**The task**: Drop all pictures and repeat exactly the lines from the line holding "Output a JSON" through the end of the records.

**Data supplied**:

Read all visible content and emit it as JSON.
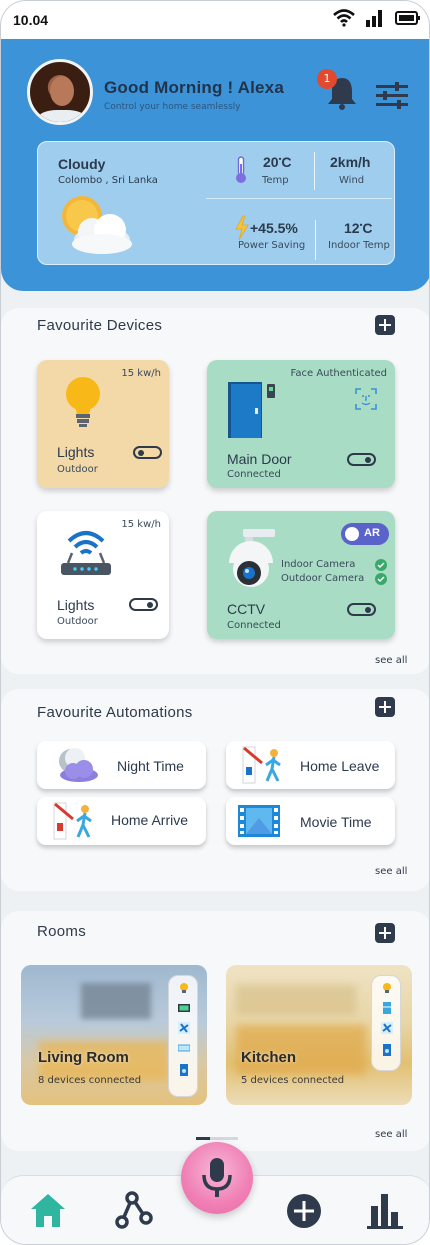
{
  "status_bar": {
    "time": "10.04"
  },
  "header": {
    "greeting": "Good Morning ! Alexa",
    "subtitle": "Control your home seamlessly",
    "notification_count": "1"
  },
  "weather": {
    "condition": "Cloudy",
    "location": "Colombo , Sri Lanka",
    "temp_value": "20",
    "temp_unit": "C",
    "temp_label": "Temp",
    "wind_value": "2km/h",
    "wind_label": "Wind",
    "power_value": "+45.5%",
    "power_label": "Power Saving",
    "indoor_value": "12",
    "indoor_unit": "C",
    "indoor_label": "Indoor Temp"
  },
  "favourite_devices": {
    "title": "Favourite Devices",
    "see_all": "see all",
    "devices": [
      {
        "name": "Lights",
        "sub": "Outdoor",
        "badge": "15 kw/h",
        "toggle": "off"
      },
      {
        "name": "Main Door",
        "sub": "Connected",
        "badge": "Face Authenticated",
        "toggle": "on"
      },
      {
        "name": "Lights",
        "sub": "Outdoor",
        "badge": "15 kw/h",
        "toggle": "on"
      },
      {
        "name": "CCTV",
        "sub": "Connected",
        "ar_label": "AR",
        "cameras": [
          "Indoor Camera",
          "Outdoor Camera"
        ],
        "toggle": "on"
      }
    ]
  },
  "favourite_automations": {
    "title": "Favourite Automations",
    "see_all": "see all",
    "items": [
      {
        "label": "Night Time",
        "icon": "moon-cloud-icon"
      },
      {
        "label": "Home Leave",
        "icon": "person-leaving-icon"
      },
      {
        "label": "Home Arrive",
        "icon": "person-arriving-icon"
      },
      {
        "label": "Movie Time",
        "icon": "film-icon"
      }
    ]
  },
  "rooms": {
    "title": "Rooms",
    "see_all": "see all",
    "items": [
      {
        "name": "Living Room",
        "sub": "8 devices connected"
      },
      {
        "name": "Kitchen",
        "sub": "5 devices connected"
      }
    ]
  },
  "nav": {
    "items": [
      "home-icon",
      "automation-graph-icon",
      "voice-mic-icon",
      "add-icon",
      "stats-icon"
    ],
    "active": "home-icon"
  },
  "colors": {
    "header_blue": "#3d93d8",
    "weather_card": "#9fcdee",
    "lights_card": "#f3d9a8",
    "green_card": "#a9dcc4",
    "nav_active": "#2fb5a0",
    "dark": "#2f3b4d",
    "mic_pink": "#f07fb4"
  }
}
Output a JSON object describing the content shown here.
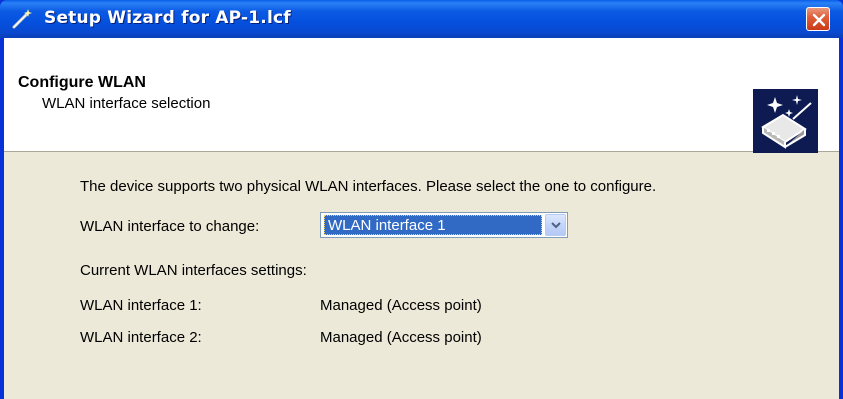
{
  "window": {
    "title": "Setup Wizard for AP-1.lcf"
  },
  "header": {
    "title": "Configure WLAN",
    "subtitle": "WLAN interface selection",
    "logo_icon": "wizard-device-sparkle-icon"
  },
  "main": {
    "intro": "The device supports two physical WLAN interfaces. Please select the one to configure.",
    "change_label": "WLAN interface to change:",
    "change_value": "WLAN interface 1",
    "current_label": "Current WLAN interfaces settings:",
    "interfaces": [
      {
        "name": "WLAN interface 1:",
        "mode": "Managed (Access point)"
      },
      {
        "name": "WLAN interface 2:",
        "mode": "Managed (Access point)"
      }
    ]
  },
  "colors": {
    "titlebar": "#0450dd",
    "selection": "#316ac5",
    "dialog_bg": "#ece9d8",
    "close_button": "#e0603a"
  }
}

**Answer to this problem**:
Output a JSON object describing the content shown here.
{
  "window": {
    "title": "Setup Wizard for AP-1.lcf"
  },
  "header": {
    "title": "Configure WLAN",
    "subtitle": "WLAN interface selection",
    "logo_icon": "wizard-device-sparkle-icon"
  },
  "main": {
    "intro": "The device supports two physical WLAN interfaces. Please select the one to configure.",
    "change_label": "WLAN interface to change:",
    "change_value": "WLAN interface 1",
    "current_label": "Current WLAN interfaces settings:",
    "interfaces": [
      {
        "name": "WLAN interface 1:",
        "mode": "Managed (Access point)"
      },
      {
        "name": "WLAN interface 2:",
        "mode": "Managed (Access point)"
      }
    ]
  },
  "colors": {
    "titlebar": "#0450dd",
    "selection": "#316ac5",
    "dialog_bg": "#ece9d8",
    "close_button": "#e0603a"
  }
}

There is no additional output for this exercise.